§ **WHAT TO PRODUCE**
Wherever the word "WAGNER" appears in a line, copy that line.

§ **THE DATA**

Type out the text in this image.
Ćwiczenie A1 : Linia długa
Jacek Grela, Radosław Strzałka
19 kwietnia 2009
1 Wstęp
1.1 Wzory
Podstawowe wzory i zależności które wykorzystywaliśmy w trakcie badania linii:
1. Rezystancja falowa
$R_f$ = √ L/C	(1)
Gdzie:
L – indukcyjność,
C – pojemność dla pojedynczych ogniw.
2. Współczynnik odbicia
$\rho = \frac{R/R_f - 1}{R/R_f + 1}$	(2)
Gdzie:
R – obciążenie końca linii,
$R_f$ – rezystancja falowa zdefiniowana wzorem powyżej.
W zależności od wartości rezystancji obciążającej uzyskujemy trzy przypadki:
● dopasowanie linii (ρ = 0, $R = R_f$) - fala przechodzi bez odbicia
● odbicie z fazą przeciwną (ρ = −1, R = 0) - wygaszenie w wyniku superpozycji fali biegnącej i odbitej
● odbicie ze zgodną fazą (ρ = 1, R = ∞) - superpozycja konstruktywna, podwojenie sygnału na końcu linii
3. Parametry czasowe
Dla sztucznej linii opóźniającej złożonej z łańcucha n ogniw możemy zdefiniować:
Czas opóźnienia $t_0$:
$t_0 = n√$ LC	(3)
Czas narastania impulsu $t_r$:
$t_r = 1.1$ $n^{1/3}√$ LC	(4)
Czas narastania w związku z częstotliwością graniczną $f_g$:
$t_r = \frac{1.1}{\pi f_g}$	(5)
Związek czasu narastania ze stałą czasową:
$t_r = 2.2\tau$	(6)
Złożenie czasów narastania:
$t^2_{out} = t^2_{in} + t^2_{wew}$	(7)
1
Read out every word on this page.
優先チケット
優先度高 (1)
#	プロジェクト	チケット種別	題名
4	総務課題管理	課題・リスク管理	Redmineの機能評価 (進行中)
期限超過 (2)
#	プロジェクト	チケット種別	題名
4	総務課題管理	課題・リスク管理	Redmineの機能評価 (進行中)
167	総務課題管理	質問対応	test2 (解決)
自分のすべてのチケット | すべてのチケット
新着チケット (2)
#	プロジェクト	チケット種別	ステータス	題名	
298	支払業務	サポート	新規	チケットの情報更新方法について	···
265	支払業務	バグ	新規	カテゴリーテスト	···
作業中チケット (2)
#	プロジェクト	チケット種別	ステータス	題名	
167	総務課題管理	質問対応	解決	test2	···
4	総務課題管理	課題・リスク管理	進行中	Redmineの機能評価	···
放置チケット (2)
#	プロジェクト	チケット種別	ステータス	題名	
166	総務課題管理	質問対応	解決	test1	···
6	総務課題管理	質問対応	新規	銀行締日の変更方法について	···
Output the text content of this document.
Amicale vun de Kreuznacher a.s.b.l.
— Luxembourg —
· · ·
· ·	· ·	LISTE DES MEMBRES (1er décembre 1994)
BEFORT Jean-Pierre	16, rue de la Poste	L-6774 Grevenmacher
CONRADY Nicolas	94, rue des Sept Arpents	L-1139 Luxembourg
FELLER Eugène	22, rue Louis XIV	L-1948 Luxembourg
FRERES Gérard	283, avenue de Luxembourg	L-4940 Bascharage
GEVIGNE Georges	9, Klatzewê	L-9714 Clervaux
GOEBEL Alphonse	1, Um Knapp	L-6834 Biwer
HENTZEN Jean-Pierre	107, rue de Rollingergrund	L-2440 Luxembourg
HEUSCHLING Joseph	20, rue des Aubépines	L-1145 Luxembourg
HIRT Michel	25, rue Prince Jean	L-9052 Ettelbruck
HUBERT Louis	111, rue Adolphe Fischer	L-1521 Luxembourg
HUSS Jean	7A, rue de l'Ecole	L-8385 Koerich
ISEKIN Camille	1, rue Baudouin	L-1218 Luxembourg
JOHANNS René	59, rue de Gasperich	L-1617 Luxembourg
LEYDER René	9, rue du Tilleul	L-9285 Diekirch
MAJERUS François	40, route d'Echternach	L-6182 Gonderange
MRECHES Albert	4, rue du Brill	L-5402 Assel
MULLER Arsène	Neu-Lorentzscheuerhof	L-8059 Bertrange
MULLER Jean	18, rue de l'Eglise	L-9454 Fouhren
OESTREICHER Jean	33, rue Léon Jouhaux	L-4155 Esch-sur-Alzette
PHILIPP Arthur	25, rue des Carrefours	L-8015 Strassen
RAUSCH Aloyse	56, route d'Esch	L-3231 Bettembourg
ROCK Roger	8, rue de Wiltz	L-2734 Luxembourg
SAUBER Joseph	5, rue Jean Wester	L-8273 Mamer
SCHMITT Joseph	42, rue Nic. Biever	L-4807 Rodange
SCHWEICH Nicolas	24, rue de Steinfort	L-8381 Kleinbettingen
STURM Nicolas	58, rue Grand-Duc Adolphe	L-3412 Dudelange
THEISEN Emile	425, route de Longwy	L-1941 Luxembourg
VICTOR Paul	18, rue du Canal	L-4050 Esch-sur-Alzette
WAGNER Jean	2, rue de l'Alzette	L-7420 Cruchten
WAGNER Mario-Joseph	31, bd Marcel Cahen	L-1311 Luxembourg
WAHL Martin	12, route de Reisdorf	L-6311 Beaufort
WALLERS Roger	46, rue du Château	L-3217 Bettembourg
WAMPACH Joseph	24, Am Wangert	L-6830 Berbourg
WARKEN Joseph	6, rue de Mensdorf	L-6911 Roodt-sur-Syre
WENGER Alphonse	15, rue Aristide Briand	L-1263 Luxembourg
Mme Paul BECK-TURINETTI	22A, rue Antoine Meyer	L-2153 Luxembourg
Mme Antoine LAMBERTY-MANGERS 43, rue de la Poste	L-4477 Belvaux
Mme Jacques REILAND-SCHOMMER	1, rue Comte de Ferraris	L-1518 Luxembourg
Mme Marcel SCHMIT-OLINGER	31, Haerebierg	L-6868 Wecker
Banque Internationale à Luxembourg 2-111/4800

§ **SOLVED PROBLEM**
WAGNER Jean	2, rue de l'Alzette	L-7420 Cruchten
WAGNER Mario-Joseph	31, bd Marcel Cahen	L-1311 Luxembourg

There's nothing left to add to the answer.